▸ **What this task involves**:
Copy the data exactly as it appears, and do not include any pictures.

═════ Information given ═════

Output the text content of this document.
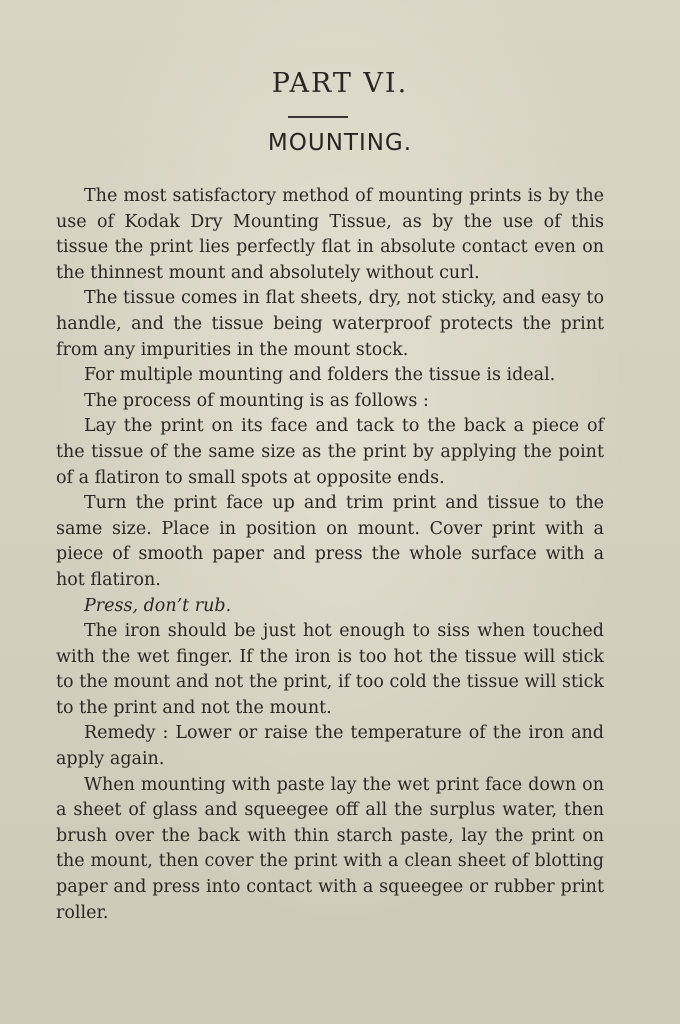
PART VI.
MOUNTING.

The most satisfactory method of mounting prints is by the use of Kodak Dry Mounting Tissue, as by the use of this tissue the print lies perfectly flat in absolute contact even on the thinnest mount and absolutely without curl.

The tissue comes in flat sheets, dry, not sticky, and easy to handle, and the tissue being waterproof protects the print from any impurities in the mount stock.

For multiple mounting and folders the tissue is ideal.

The process of mounting is as follows :

Lay the print on its face and tack to the back a piece of the tissue of the same size as the print by applying the point of a flatiron to small spots at opposite ends.

Turn the print face up and trim print and tissue to the same size. Place in position on mount. Cover print with a piece of smooth paper and press the whole surface with a hot flatiron.

Press, don’t rub.

The iron should be just hot enough to siss when touched with the wet finger. If the iron is too hot the tissue will stick to the mount and not the print, if too cold the tissue will stick to the print and not the mount.

Remedy : Lower or raise the temperature of the iron and apply again.

When mounting with paste lay the wet print face down on a sheet of glass and squeegee off all the surplus water, then brush over the back with thin starch paste, lay the print on the mount, then cover the print with a clean sheet of blotting paper and press into contact with a squeegee or rubber print roller.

═════

▸ **Result**:
Output the text content of this document.
PART VI.
MOUNTING.

The most satisfactory method of mounting prints is by the use of Kodak Dry Mounting Tissue, as by the use of this tissue the print lies perfectly flat in absolute contact even on the thinnest mount and absolutely without curl.

The tissue comes in flat sheets, dry, not sticky, and easy to handle, and the tissue being waterproof protects the print from any impurities in the mount stock.

For multiple mounting and folders the tissue is ideal.

The process of mounting is as follows :

Lay the print on its face and tack to the back a piece of the tissue of the same size as the print by applying the point of a flatiron to small spots at opposite ends.

Turn the print face up and trim print and tissue to the same size. Place in position on mount. Cover print with a piece of smooth paper and press the whole surface with a hot flatiron.

Press, don’t rub.

The iron should be just hot enough to siss when touched with the wet finger. If the iron is too hot the tissue will stick to the mount and not the print, if too cold the tissue will stick to the print and not the mount.

Remedy : Lower or raise the temperature of the iron and apply again.

When mounting with paste lay the wet print face down on a sheet of glass and squeegee off all the surplus water, then brush over the back with thin starch paste, lay the print on the mount, then cover the print with a clean sheet of blotting paper and press into contact with a squeegee or rubber print roller.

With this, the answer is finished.